**What needs to be done:** Reproduce the Read2 trait post below word for word, everything from "impl std::io::Read for" down to "is required. Ugh!".

**Supplied text:**
Rust beginner notes & questions

peter_bertok · July 4, 2018, 12:49pm

My proposal is a lower "denominator" than the current Read trait. In fact, now that I think about it, I was wrong in my earlier statement that it can't be retrofitted into Rust because it's inherently incompatible with what's already there.

The exact opposite is true: It is a strict superset of std::io::Read, allowing it to implement the Read trait for the special case of u8. Meanwhile, the Read trait cannot implement the more elegant zero-copy trait, because:

It cannot read without consuming bytes.
It cannot read non-copy types even if generalised to a template trait with a default u8 parameter.
It breaks the performance contract of zero copy.

Lets call my proposal Read2:

trait Read2  {
    type Data; //  = u8; // with associated type defaults.
    type Error; // = (); // with associated type defaults.

    /// Returns at least 'items', which can be 0 for best-effort.
    fn peek(&mut self, items: usize ) -> Result<&[Self::Data],Self::Error>;

    /// Can consume any number of items, acting much like `skip()`.
    fn consume(&mut self, items: usize ) -> Result<(), Self::Error>;
}

// Ta-da: backwards-compatibility!
impl std::io::Read for Read2<Data=u8,Error=std::io::Error> {
    fn read(&mut self, buf: &mut [u8]) -> Result<usize, std::io::Error> {
        let read_items : usize;
        // Even with NLL this is required. Ugh!
        {
            let temp = self.peek( 0 )?;
            read_items  = temp.len();
            // THIS is the unavoidable copy inherent in all implementors
            // of std::io::Read.
            buf[..temp.len()].copy_from_slice( temp );
        }
        self.consume(read_items )?;
        Ok( read_items  )
    }

    fn read_exact(&mut self, buf: &mut [u8]) -> Result<(), std::io::Error> {
        // Directly calling buf.len() twice makes the borrow checker cry,
        // a temp copy of the len is required. Once again... Ugh!

**Raw records:**
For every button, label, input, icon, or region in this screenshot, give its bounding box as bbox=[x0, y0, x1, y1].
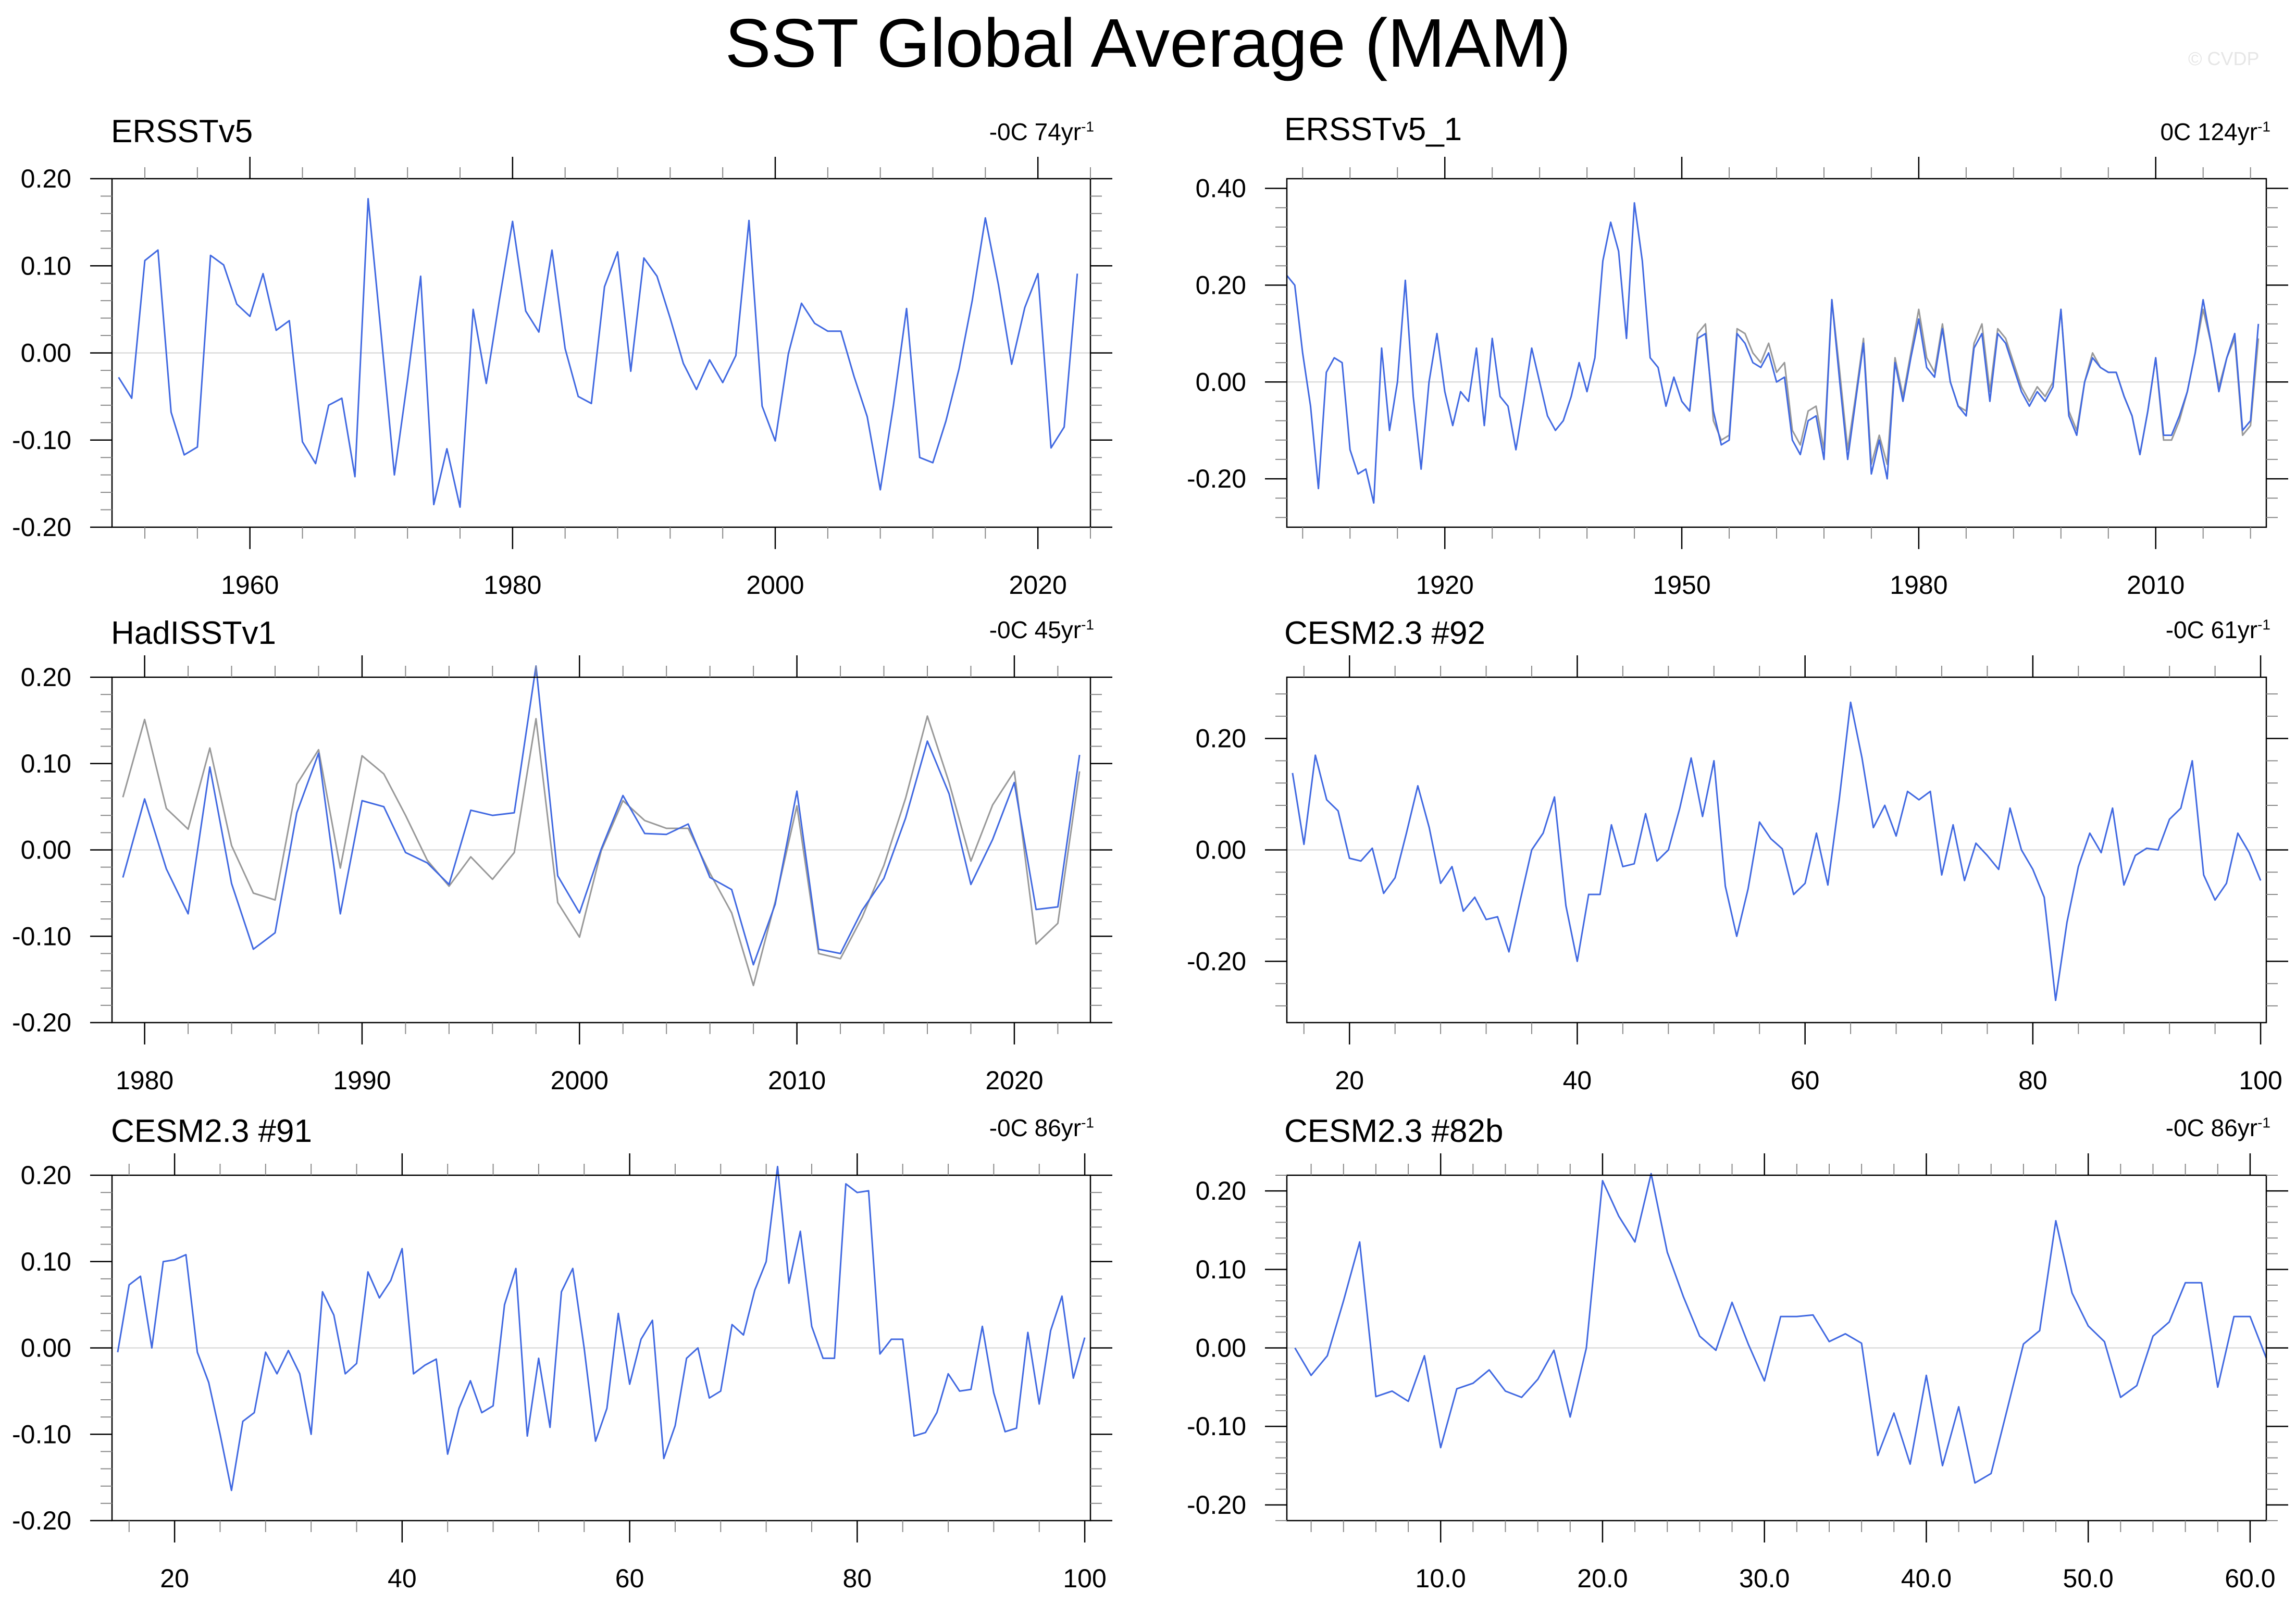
x-tick-label: 2000 bbox=[746, 570, 804, 600]
y-tick-label: 0.00 bbox=[1196, 367, 1246, 396]
x-tick-label: 40.0 bbox=[1901, 1564, 1952, 1593]
panel-3-trend: -0C 45yr-1 bbox=[886, 616, 1094, 644]
panel-2-trend-value: 0C 124yr bbox=[2160, 118, 2258, 145]
panel-2-trend: 0C 124yr-1 bbox=[2062, 118, 2270, 146]
panel-1-trend: -0C 74yr-1 bbox=[886, 118, 1094, 146]
panel-4-trend-exponent: -1 bbox=[2257, 616, 2270, 633]
y-tick-label: 0.20 bbox=[21, 663, 71, 692]
y-tick-label: -0.20 bbox=[1187, 464, 1246, 493]
page-title: SST Global Average (MAM) bbox=[725, 5, 1571, 81]
panel-3-trend-exponent: -1 bbox=[1081, 616, 1094, 633]
y-tick-label: 0.00 bbox=[21, 339, 71, 368]
x-tick-label: 1960 bbox=[221, 570, 279, 600]
y-tick-label: 0.10 bbox=[1196, 1255, 1246, 1284]
y-tick-label: -0.20 bbox=[12, 1008, 71, 1037]
panel-3-title: HadISSTv1 bbox=[111, 615, 277, 651]
x-tick-label: 1920 bbox=[1416, 570, 1474, 600]
x-tick-label: 2020 bbox=[1009, 570, 1067, 600]
x-tick-label: 60 bbox=[1791, 1066, 1820, 1095]
panel-1-trend-value: -0C 74yr bbox=[989, 118, 1082, 145]
y-tick-label: 0.10 bbox=[21, 749, 71, 778]
panel-4-title: CESM2.3 #92 bbox=[1284, 615, 1485, 651]
panel-1-trend-exponent: -1 bbox=[1081, 118, 1094, 135]
y-tick-label: -0.20 bbox=[12, 1506, 71, 1535]
x-tick-label: 100 bbox=[2239, 1066, 2282, 1095]
x-tick-label: 50.0 bbox=[2063, 1564, 2114, 1593]
x-tick-label: 60.0 bbox=[2225, 1564, 2275, 1593]
y-tick-label: 0.20 bbox=[1196, 724, 1246, 753]
x-tick-label: 40 bbox=[1563, 1066, 1592, 1095]
series-line-1 bbox=[1292, 701, 2262, 1001]
y-tick-label: 0.00 bbox=[1196, 836, 1246, 865]
watermark: © CVDP bbox=[2188, 48, 2260, 69]
y-tick-label: -0.20 bbox=[12, 513, 71, 542]
y-tick-label: -0.20 bbox=[1187, 1490, 1246, 1520]
y-tick-label: 0.20 bbox=[1196, 270, 1246, 300]
y-tick-label: 0.20 bbox=[21, 1161, 71, 1190]
x-tick-label: 30.0 bbox=[1739, 1564, 1790, 1593]
x-tick-label: 2010 bbox=[768, 1066, 826, 1095]
panel-5-trend-value: -0C 86yr bbox=[989, 1114, 1082, 1141]
x-tick-label: 1980 bbox=[116, 1066, 173, 1095]
x-tick-label: 40 bbox=[388, 1564, 417, 1593]
panel-2-trend-exponent: -1 bbox=[2257, 118, 2270, 135]
y-tick-label: 0.00 bbox=[21, 1334, 71, 1363]
panel-4-trend-value: -0C 61yr bbox=[2165, 616, 2258, 643]
x-tick-label: 80 bbox=[843, 1564, 872, 1593]
x-tick-label: 60 bbox=[615, 1564, 644, 1593]
x-tick-label: 2020 bbox=[985, 1066, 1043, 1095]
panel-4-trend: -0C 61yr-1 bbox=[2062, 616, 2270, 644]
series-line-2 bbox=[1286, 202, 2260, 504]
x-tick-label: 10.0 bbox=[1416, 1564, 1466, 1593]
x-tick-label: 1980 bbox=[1890, 570, 1947, 600]
y-tick-label: -0.10 bbox=[12, 922, 71, 951]
x-tick-label: 20 bbox=[160, 1564, 189, 1593]
y-tick-label: 0.00 bbox=[1196, 1334, 1246, 1363]
x-tick-label: 1950 bbox=[1653, 570, 1710, 600]
y-tick-label: 0.00 bbox=[21, 836, 71, 865]
panel-5-trend-exponent: -1 bbox=[1081, 1114, 1094, 1131]
y-tick-label: 0.40 bbox=[1196, 174, 1246, 203]
y-tick-label: 0.10 bbox=[21, 251, 71, 280]
panel-6-trend-exponent: -1 bbox=[2257, 1114, 2270, 1131]
panel-6-trend-value: -0C 86yr bbox=[2165, 1114, 2258, 1141]
y-tick-label: -0.10 bbox=[1187, 1412, 1246, 1441]
series-line-1 bbox=[117, 1165, 1086, 1491]
x-tick-label: 1980 bbox=[483, 570, 541, 600]
x-tick-label: 2010 bbox=[2127, 570, 2185, 600]
panel-6-trend: -0C 86yr-1 bbox=[2062, 1114, 2270, 1142]
y-tick-label: 0.20 bbox=[1196, 1176, 1246, 1205]
x-tick-label: 20.0 bbox=[1577, 1564, 1628, 1593]
panel-6-title: CESM2.3 #82b bbox=[1284, 1113, 1504, 1149]
panel-1-title: ERSSTv5 bbox=[111, 114, 253, 150]
x-tick-label: 80 bbox=[2018, 1066, 2047, 1095]
x-tick-label: 1990 bbox=[333, 1066, 391, 1095]
y-tick-label: -0.10 bbox=[12, 426, 71, 455]
series-line-1 bbox=[1294, 1173, 2267, 1484]
y-tick-label: 0.10 bbox=[21, 1247, 71, 1276]
panel-2-title: ERSSTv5_1 bbox=[1284, 111, 1462, 147]
series-line-1 bbox=[118, 198, 1078, 508]
panel-5-trend: -0C 86yr-1 bbox=[886, 1114, 1094, 1142]
x-tick-label: 2000 bbox=[551, 1066, 609, 1095]
panel-5-title: CESM2.3 #91 bbox=[111, 1113, 312, 1149]
panel-3-trend-value: -0C 45yr bbox=[989, 616, 1082, 643]
y-tick-label: -0.20 bbox=[1187, 947, 1246, 976]
x-tick-label: 20 bbox=[1335, 1066, 1364, 1095]
y-tick-label: 0.20 bbox=[21, 164, 71, 193]
y-tick-label: -0.10 bbox=[12, 1420, 71, 1449]
x-tick-label: 100 bbox=[1063, 1564, 1106, 1593]
series-line-2 bbox=[122, 665, 1081, 966]
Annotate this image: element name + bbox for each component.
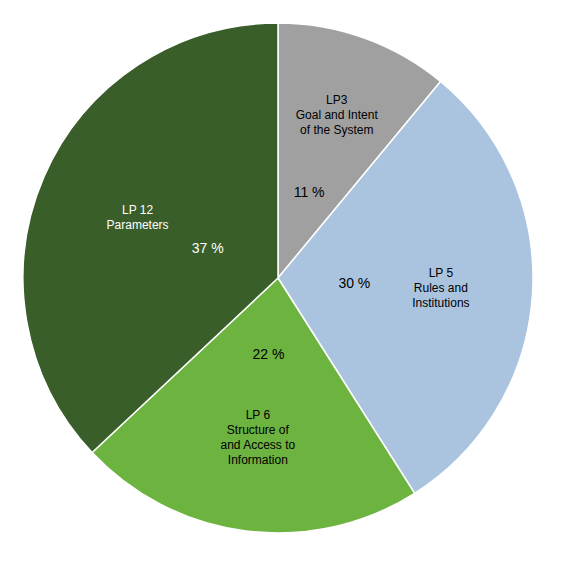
svg-text:LP3Goal and Intentof the Syste: LP3Goal and Intentof the System (296, 93, 379, 137)
svg-text:37 %: 37 % (192, 240, 224, 256)
svg-text:30 %: 30 % (338, 275, 370, 291)
svg-text:22 %: 22 % (252, 346, 284, 362)
svg-text:11 %: 11 % (294, 184, 325, 200)
svg-text:LP 5Rules andInstitutions: LP 5Rules andInstitutions (412, 266, 469, 310)
svg-text:LP 12Parameters: LP 12Parameters (107, 203, 169, 232)
svg-text:LP 6Structure ofand Access toI: LP 6Structure ofand Access toInformation (221, 408, 296, 467)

**Response to the task:**
impl std::io::Read for Read2<Data=u8,Error=std::io::Error> {
    fn read(&mut self, buf: &mut [u8]) -> Result<usize, std::io::Error> {
        let read_items : usize;
        // Even with NLL this is required. Ugh!